┌─ Records shown
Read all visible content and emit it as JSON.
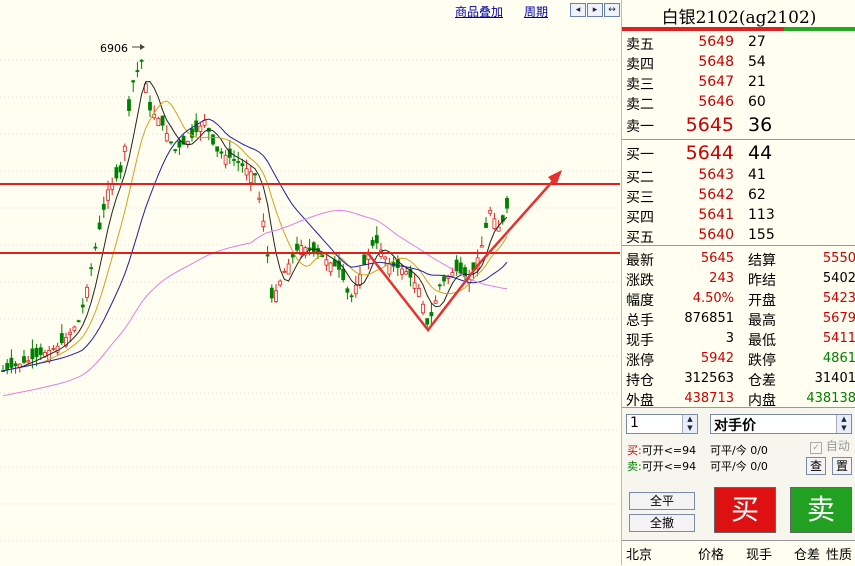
{
  "toolbar": {
    "overlay_label": "商品叠加",
    "period_label": "周期"
  },
  "chart": {
    "peak_label": "6906",
    "colors": {
      "hline": "#e02020",
      "arrow": "#e83030",
      "ma5": "#222",
      "ma10": "#d4a020",
      "ma20": "#2020a0",
      "ma60": "#e080e0",
      "up": "#e02020",
      "down": "#008000"
    }
  },
  "quote": {
    "title": "白银2102(ag2102)",
    "asks": [
      {
        "label": "卖五",
        "price": "5649",
        "vol": "27"
      },
      {
        "label": "卖四",
        "price": "5648",
        "vol": "54"
      },
      {
        "label": "卖三",
        "price": "5647",
        "vol": "21"
      },
      {
        "label": "卖二",
        "price": "5646",
        "vol": "60"
      },
      {
        "label": "卖一",
        "price": "5645",
        "vol": "36"
      }
    ],
    "bids": [
      {
        "label": "买一",
        "price": "5644",
        "vol": "44"
      },
      {
        "label": "买二",
        "price": "5643",
        "vol": "41"
      },
      {
        "label": "买三",
        "price": "5642",
        "vol": "62"
      },
      {
        "label": "买四",
        "price": "5641",
        "vol": "113"
      },
      {
        "label": "买五",
        "price": "5640",
        "vol": "155"
      }
    ],
    "stats": [
      {
        "l1": "最新",
        "v1": "5645",
        "c1": "red",
        "l2": "结算",
        "v2": "5550",
        "c2": "red"
      },
      {
        "l1": "涨跌",
        "v1": "243",
        "c1": "red",
        "l2": "昨结",
        "v2": "5402",
        "c2": "black"
      },
      {
        "l1": "幅度",
        "v1": "4.50%",
        "c1": "red",
        "l2": "开盘",
        "v2": "5423",
        "c2": "red"
      },
      {
        "l1": "总手",
        "v1": "876851",
        "c1": "black",
        "l2": "最高",
        "v2": "5679",
        "c2": "red"
      },
      {
        "l1": "现手",
        "v1": "3",
        "c1": "black",
        "l2": "最低",
        "v2": "5411",
        "c2": "red"
      },
      {
        "l1": "涨停",
        "v1": "5942",
        "c1": "red",
        "l2": "跌停",
        "v2": "4861",
        "c2": "green"
      },
      {
        "l1": "持仓",
        "v1": "312563",
        "c1": "black",
        "l2": "仓差",
        "v2": "31401",
        "c2": "black"
      },
      {
        "l1": "外盘",
        "v1": "438713",
        "c1": "red",
        "l2": "内盘",
        "v2": "438138",
        "c2": "green"
      }
    ]
  },
  "order": {
    "qty": "1",
    "price_type": "对手价",
    "auto_label": "自动",
    "buy_prefix": "买:",
    "buy_open": "可开<=94",
    "sell_prefix": "卖:",
    "sell_open": "可开<=94",
    "close_today_1": "可平/今  0/0",
    "close_today_2": "可平/今  0/0",
    "query_label": "查",
    "fill_label": "置",
    "close_all_label": "全平",
    "cancel_all_label": "全撤",
    "buy_label": "买",
    "sell_label": "卖",
    "buy_color": "#dd1111",
    "sell_color": "#22a022"
  },
  "ticks_header": {
    "city": "北京",
    "price": "价格",
    "hand": "现手",
    "oi_diff": "仓差",
    "nature": "性质"
  }
}
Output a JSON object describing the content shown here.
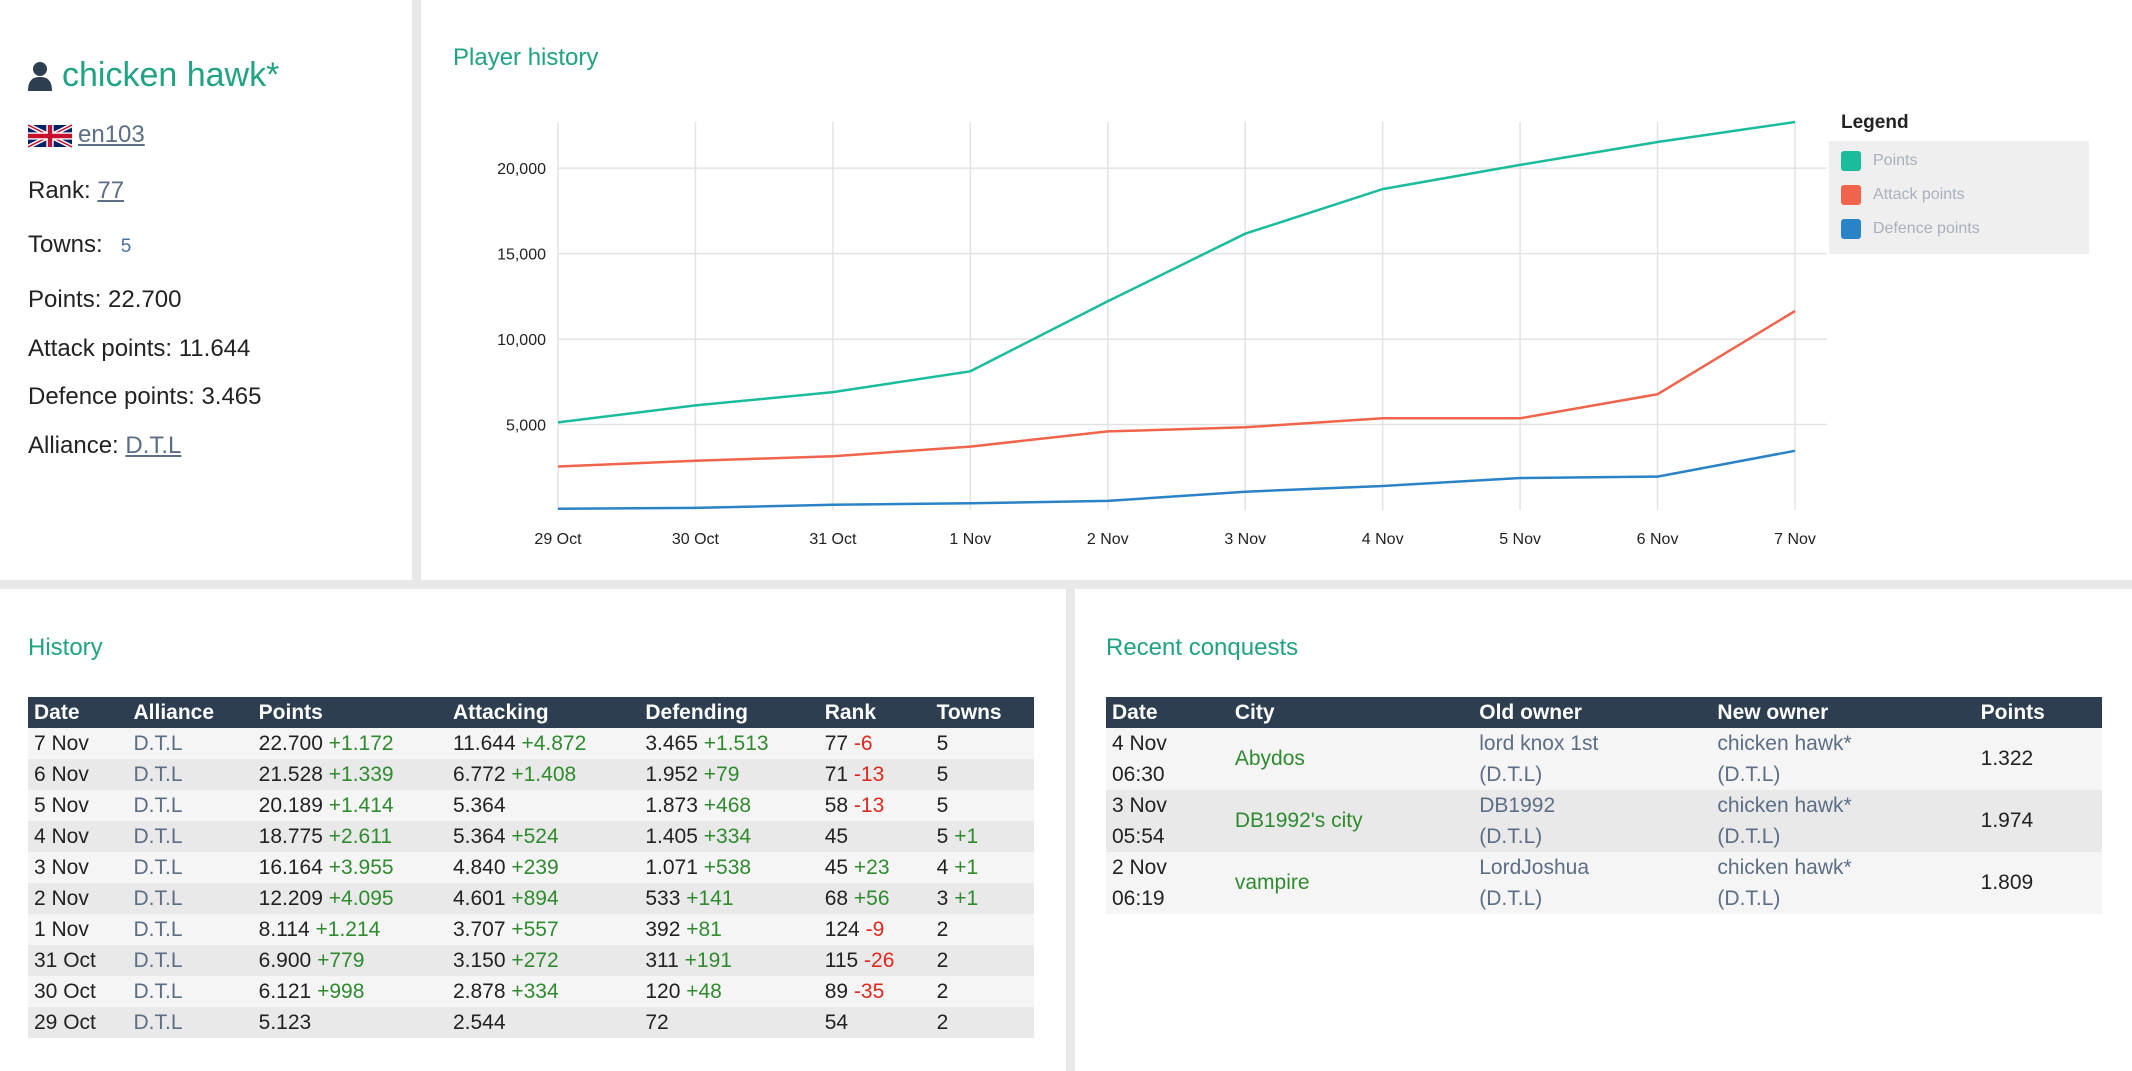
{
  "profile": {
    "name": "chicken hawk*",
    "world": "en103",
    "rank_label": "Rank:",
    "rank": "77",
    "towns_label": "Towns:",
    "towns": "5",
    "points_text": "Points: 22.700",
    "attack_text": "Attack points: 11.644",
    "defence_text": "Defence points: 3.465",
    "alliance_label": "Alliance:",
    "alliance": "D.T.L",
    "icons": {
      "user": "user-icon",
      "flag": "uk-flag-icon"
    }
  },
  "chart_card": {
    "title": "Player history",
    "legend_title": "Legend"
  },
  "chart_data": {
    "type": "line",
    "x": [
      "29 Oct",
      "30 Oct",
      "31 Oct",
      "1 Nov",
      "2 Nov",
      "3 Nov",
      "4 Nov",
      "5 Nov",
      "6 Nov",
      "7 Nov"
    ],
    "yticks": [
      5000,
      10000,
      15000,
      20000
    ],
    "ytick_labels": [
      "5,000",
      "10,000",
      "15,000",
      "20,000"
    ],
    "ylim": [
      0,
      22700
    ],
    "grid": true,
    "legend_position": "right",
    "series": [
      {
        "name": "Points",
        "color": "#1abc9c",
        "values": [
          5123,
          6121,
          6900,
          8114,
          12209,
          16164,
          18775,
          20189,
          21528,
          22700
        ]
      },
      {
        "name": "Attack points",
        "color": "#f0644b",
        "values": [
          2544,
          2878,
          3150,
          3707,
          4601,
          4840,
          5364,
          5364,
          6772,
          11644
        ]
      },
      {
        "name": "Defence points",
        "color": "#2a83c6",
        "values": [
          72,
          120,
          311,
          392,
          533,
          1071,
          1405,
          1873,
          1952,
          3465
        ]
      }
    ]
  },
  "history": {
    "title": "History",
    "columns": [
      "Date",
      "Alliance",
      "Points",
      "Attacking",
      "Defending",
      "Rank",
      "Towns"
    ],
    "rows": [
      {
        "date": "7 Nov",
        "alliance": "D.T.L",
        "points": "22.700",
        "points_d": "+1.172",
        "att": "11.644",
        "att_d": "+4.872",
        "def": "3.465",
        "def_d": "+1.513",
        "rank": "77",
        "rank_d": "-6",
        "towns": "5",
        "towns_d": ""
      },
      {
        "date": "6 Nov",
        "alliance": "D.T.L",
        "points": "21.528",
        "points_d": "+1.339",
        "att": "6.772",
        "att_d": "+1.408",
        "def": "1.952",
        "def_d": "+79",
        "rank": "71",
        "rank_d": "-13",
        "towns": "5",
        "towns_d": ""
      },
      {
        "date": "5 Nov",
        "alliance": "D.T.L",
        "points": "20.189",
        "points_d": "+1.414",
        "att": "5.364",
        "att_d": "",
        "def": "1.873",
        "def_d": "+468",
        "rank": "58",
        "rank_d": "-13",
        "towns": "5",
        "towns_d": ""
      },
      {
        "date": "4 Nov",
        "alliance": "D.T.L",
        "points": "18.775",
        "points_d": "+2.611",
        "att": "5.364",
        "att_d": "+524",
        "def": "1.405",
        "def_d": "+334",
        "rank": "45",
        "rank_d": "",
        "towns": "5",
        "towns_d": "+1"
      },
      {
        "date": "3 Nov",
        "alliance": "D.T.L",
        "points": "16.164",
        "points_d": "+3.955",
        "att": "4.840",
        "att_d": "+239",
        "def": "1.071",
        "def_d": "+538",
        "rank": "45",
        "rank_d": "+23",
        "towns": "4",
        "towns_d": "+1"
      },
      {
        "date": "2 Nov",
        "alliance": "D.T.L",
        "points": "12.209",
        "points_d": "+4.095",
        "att": "4.601",
        "att_d": "+894",
        "def": "533",
        "def_d": "+141",
        "rank": "68",
        "rank_d": "+56",
        "towns": "3",
        "towns_d": "+1"
      },
      {
        "date": "1 Nov",
        "alliance": "D.T.L",
        "points": "8.114",
        "points_d": "+1.214",
        "att": "3.707",
        "att_d": "+557",
        "def": "392",
        "def_d": "+81",
        "rank": "124",
        "rank_d": "-9",
        "towns": "2",
        "towns_d": ""
      },
      {
        "date": "31 Oct",
        "alliance": "D.T.L",
        "points": "6.900",
        "points_d": "+779",
        "att": "3.150",
        "att_d": "+272",
        "def": "311",
        "def_d": "+191",
        "rank": "115",
        "rank_d": "-26",
        "towns": "2",
        "towns_d": ""
      },
      {
        "date": "30 Oct",
        "alliance": "D.T.L",
        "points": "6.121",
        "points_d": "+998",
        "att": "2.878",
        "att_d": "+334",
        "def": "120",
        "def_d": "+48",
        "rank": "89",
        "rank_d": "-35",
        "towns": "2",
        "towns_d": ""
      },
      {
        "date": "29 Oct",
        "alliance": "D.T.L",
        "points": "5.123",
        "points_d": "",
        "att": "2.544",
        "att_d": "",
        "def": "72",
        "def_d": "",
        "rank": "54",
        "rank_d": "",
        "towns": "2",
        "towns_d": ""
      }
    ]
  },
  "conquests": {
    "title": "Recent conquests",
    "columns": [
      "Date",
      "City",
      "Old owner",
      "New owner",
      "Points"
    ],
    "rows": [
      {
        "date": "4 Nov",
        "time": "06:30",
        "city": "Abydos",
        "old_owner": "lord knox 1st",
        "old_alliance": "(D.T.L)",
        "new_owner": "chicken hawk*",
        "new_alliance": "(D.T.L)",
        "points": "1.322"
      },
      {
        "date": "3 Nov",
        "time": "05:54",
        "city": "DB1992's city",
        "old_owner": "DB1992",
        "old_alliance": "(D.T.L)",
        "new_owner": "chicken hawk*",
        "new_alliance": "(D.T.L)",
        "points": "1.974"
      },
      {
        "date": "2 Nov",
        "time": "06:19",
        "city": "vampire",
        "old_owner": "LordJoshua",
        "old_alliance": "(D.T.L)",
        "new_owner": "chicken hawk*",
        "new_alliance": "(D.T.L)",
        "points": "1.809"
      }
    ]
  }
}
└─
**What to work on**. Collect, from the material above, every line containing the word "name".

**Solution to this task**.
    "name": "chicken hawk*",
        "name": "Points",
        "name": "Attack points",
        "name": "Defence points",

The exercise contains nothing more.